■ Problem: Find every line in the records below that holds the word "gnomADStructuralVariants", and copy each one.

### Dataset excerpts ###

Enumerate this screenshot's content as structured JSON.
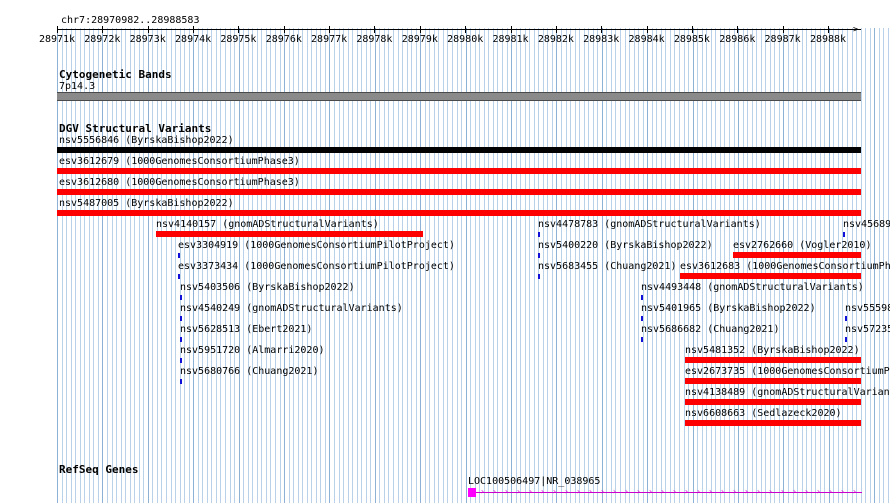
{
  "position": "chr7:28970982..28988583",
  "ruler": {
    "ticks": [
      "28971k",
      "28972k",
      "28973k",
      "28974k",
      "28975k",
      "28976k",
      "28977k",
      "28978k",
      "28979k",
      "28980k",
      "28981k",
      "28982k",
      "28983k",
      "28984k",
      "28985k",
      "28986k",
      "28987k",
      "28988k"
    ]
  },
  "cytoband": {
    "title": "Cytogenetic Bands",
    "band": "7p14.3"
  },
  "dgv": {
    "title": "DGV Structural Variants",
    "items": [
      {
        "label": "nsv5556846 (ByrskaBishop2022)",
        "color": "#000000",
        "type": "bar"
      },
      {
        "label": "esv3612679 (1000GenomesConsortiumPhase3)",
        "color": "#ff0000",
        "type": "bar"
      },
      {
        "label": "esv3612680 (1000GenomesConsortiumPhase3)",
        "color": "#ff0000",
        "type": "bar"
      },
      {
        "label": "nsv5487005 (ByrskaBishop2022)",
        "color": "#ff0000",
        "type": "bar"
      },
      {
        "label": "nsv4140157 (gnomADStructuralVariants)",
        "color": "#ff0000",
        "type": "bar"
      },
      {
        "label": "esv3304919 (1000GenomesConsortiumPilotProject)",
        "color": "#1010d8",
        "type": "tick"
      },
      {
        "label": "esv3373434 (1000GenomesConsortiumPilotProject)",
        "color": "#1010d8",
        "type": "tick"
      },
      {
        "label": "nsv5403506 (ByrskaBishop2022)",
        "color": "#1010d8",
        "type": "tick"
      },
      {
        "label": "nsv4540249 (gnomADStructuralVariants)",
        "color": "#1010d8",
        "type": "tick"
      },
      {
        "label": "nsv5628513 (Ebert2021)",
        "color": "#1010d8",
        "type": "tick"
      },
      {
        "label": "nsv5951720 (Almarri2020)",
        "color": "#1010d8",
        "type": "tick"
      },
      {
        "label": "nsv5680766 (Chuang2021)",
        "color": "#1010d8",
        "type": "tick"
      },
      {
        "label": "nsv4478783 (gnomADStructuralVariants)",
        "color": "#1010d8",
        "type": "tick"
      },
      {
        "label": "nsv5400220 (ByrskaBishop2022)",
        "color": "#1010d8",
        "type": "tick"
      },
      {
        "label": "nsv5683455 (Chuang2021)",
        "color": "#1010d8",
        "type": "tick"
      },
      {
        "label": "nsv45689",
        "color": "#1010d8",
        "type": "tick"
      },
      {
        "label": "esv2762660 (Vogler2010)",
        "color": "#ff0000",
        "type": "bar"
      },
      {
        "label": "esv3612683 (1000GenomesConsortiumPh",
        "color": "#ff0000",
        "type": "bar"
      },
      {
        "label": "nsv4493448 (gnomADStructuralVariants)",
        "color": "#1010d8",
        "type": "tick"
      },
      {
        "label": "nsv5401965 (ByrskaBishop2022)",
        "color": "#1010d8",
        "type": "tick"
      },
      {
        "label": "nsv5686682 (Chuang2021)",
        "color": "#1010d8",
        "type": "tick"
      },
      {
        "label": "nsv55598",
        "color": "#1010d8",
        "type": "tick"
      },
      {
        "label": "nsv57235",
        "color": "#1010d8",
        "type": "tick"
      },
      {
        "label": "nsv5481352 (ByrskaBishop2022)",
        "color": "#ff0000",
        "type": "bar"
      },
      {
        "label": "esv2673735 (1000GenomesConsortiumPl",
        "color": "#ff0000",
        "type": "bar"
      },
      {
        "label": "nsv4138489 (gnomADStructuralVarian",
        "color": "#ff0000",
        "type": "bar"
      },
      {
        "label": "nsv6608663 (Sedlazeck2020)",
        "color": "#ff0000",
        "type": "bar"
      }
    ]
  },
  "refseq": {
    "title": "RefSeq Genes",
    "gene_label": "LOC100506497|NR_038965",
    "color": "#ff00ff"
  }
}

###

■ Output of the exercise:
        "label": "nsv4140157 (gnomADStructuralVariants)",
        "label": "nsv4540249 (gnomADStructuralVariants)",
        "label": "nsv4478783 (gnomADStructuralVariants)",
        "label": "nsv4493448 (gnomADStructuralVariants)",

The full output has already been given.